* Start *

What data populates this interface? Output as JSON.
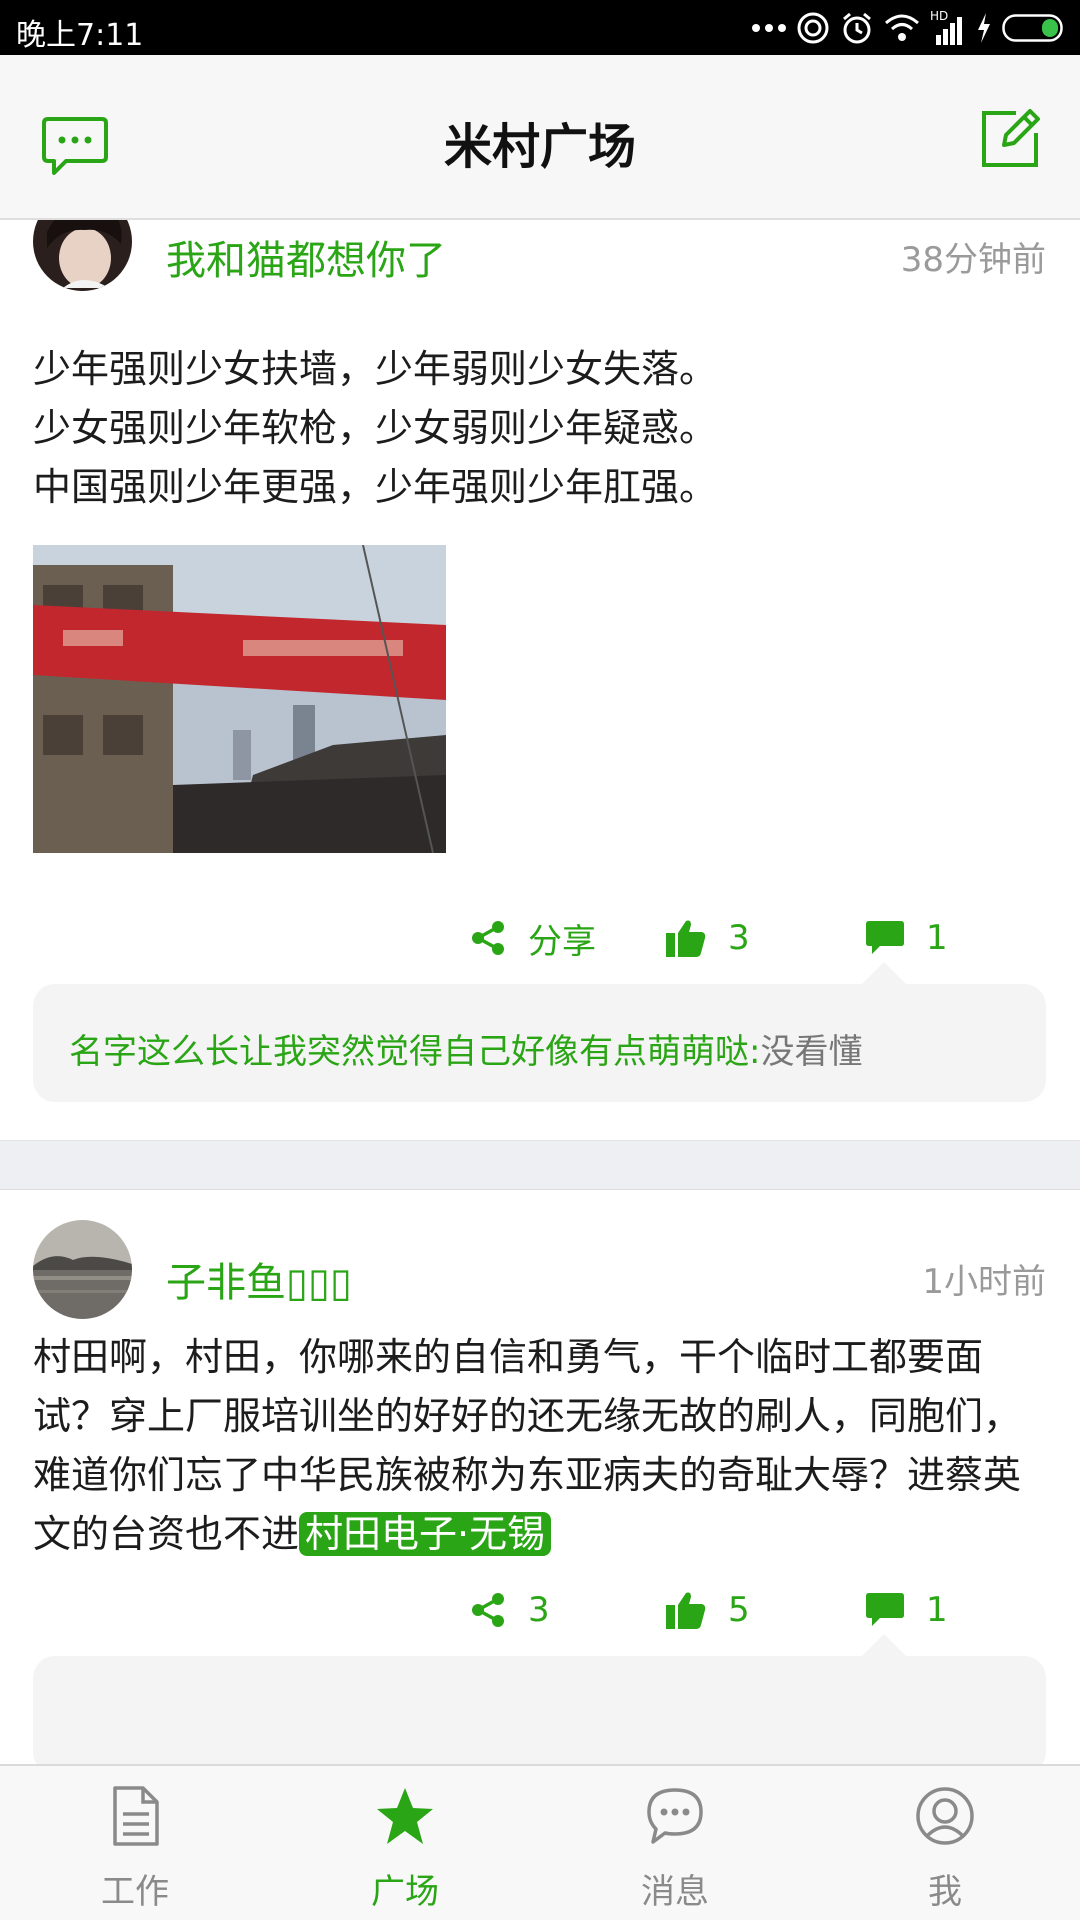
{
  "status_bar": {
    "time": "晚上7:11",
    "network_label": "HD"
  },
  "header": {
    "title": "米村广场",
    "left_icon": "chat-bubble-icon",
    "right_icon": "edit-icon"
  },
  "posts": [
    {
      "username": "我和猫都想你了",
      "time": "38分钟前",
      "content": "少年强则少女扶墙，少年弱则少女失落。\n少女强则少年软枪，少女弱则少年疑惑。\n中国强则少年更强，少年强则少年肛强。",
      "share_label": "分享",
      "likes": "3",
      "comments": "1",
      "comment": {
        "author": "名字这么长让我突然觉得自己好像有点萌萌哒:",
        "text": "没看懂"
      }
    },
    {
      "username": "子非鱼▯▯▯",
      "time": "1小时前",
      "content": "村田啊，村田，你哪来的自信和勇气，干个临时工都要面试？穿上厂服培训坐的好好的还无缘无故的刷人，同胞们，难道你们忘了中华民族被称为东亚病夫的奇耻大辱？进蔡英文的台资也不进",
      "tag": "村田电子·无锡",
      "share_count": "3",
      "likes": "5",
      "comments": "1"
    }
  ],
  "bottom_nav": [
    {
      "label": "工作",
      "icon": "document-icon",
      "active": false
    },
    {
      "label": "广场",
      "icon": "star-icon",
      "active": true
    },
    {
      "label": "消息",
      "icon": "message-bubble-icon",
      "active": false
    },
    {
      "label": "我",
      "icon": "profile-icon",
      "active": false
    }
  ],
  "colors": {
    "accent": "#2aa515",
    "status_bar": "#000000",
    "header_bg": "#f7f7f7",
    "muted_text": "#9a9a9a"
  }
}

* End *

## Directive
Write every record out again exactly; no pictures belong in the copy.

## Reply
What data populates this interface? Output as JSON.
{
  "status_bar": {
    "time": "晚上7:11",
    "network_label": "HD"
  },
  "header": {
    "title": "米村广场",
    "left_icon": "chat-bubble-icon",
    "right_icon": "edit-icon"
  },
  "posts": [
    {
      "username": "我和猫都想你了",
      "time": "38分钟前",
      "content": "少年强则少女扶墙，少年弱则少女失落。\n少女强则少年软枪，少女弱则少年疑惑。\n中国强则少年更强，少年强则少年肛强。",
      "share_label": "分享",
      "likes": "3",
      "comments": "1",
      "comment": {
        "author": "名字这么长让我突然觉得自己好像有点萌萌哒:",
        "text": "没看懂"
      }
    },
    {
      "username": "子非鱼▯▯▯",
      "time": "1小时前",
      "content": "村田啊，村田，你哪来的自信和勇气，干个临时工都要面试？穿上厂服培训坐的好好的还无缘无故的刷人，同胞们，难道你们忘了中华民族被称为东亚病夫的奇耻大辱？进蔡英文的台资也不进",
      "tag": "村田电子·无锡",
      "share_count": "3",
      "likes": "5",
      "comments": "1"
    }
  ],
  "bottom_nav": [
    {
      "label": "工作",
      "icon": "document-icon",
      "active": false
    },
    {
      "label": "广场",
      "icon": "star-icon",
      "active": true
    },
    {
      "label": "消息",
      "icon": "message-bubble-icon",
      "active": false
    },
    {
      "label": "我",
      "icon": "profile-icon",
      "active": false
    }
  ],
  "colors": {
    "accent": "#2aa515",
    "status_bar": "#000000",
    "header_bg": "#f7f7f7",
    "muted_text": "#9a9a9a"
  }
}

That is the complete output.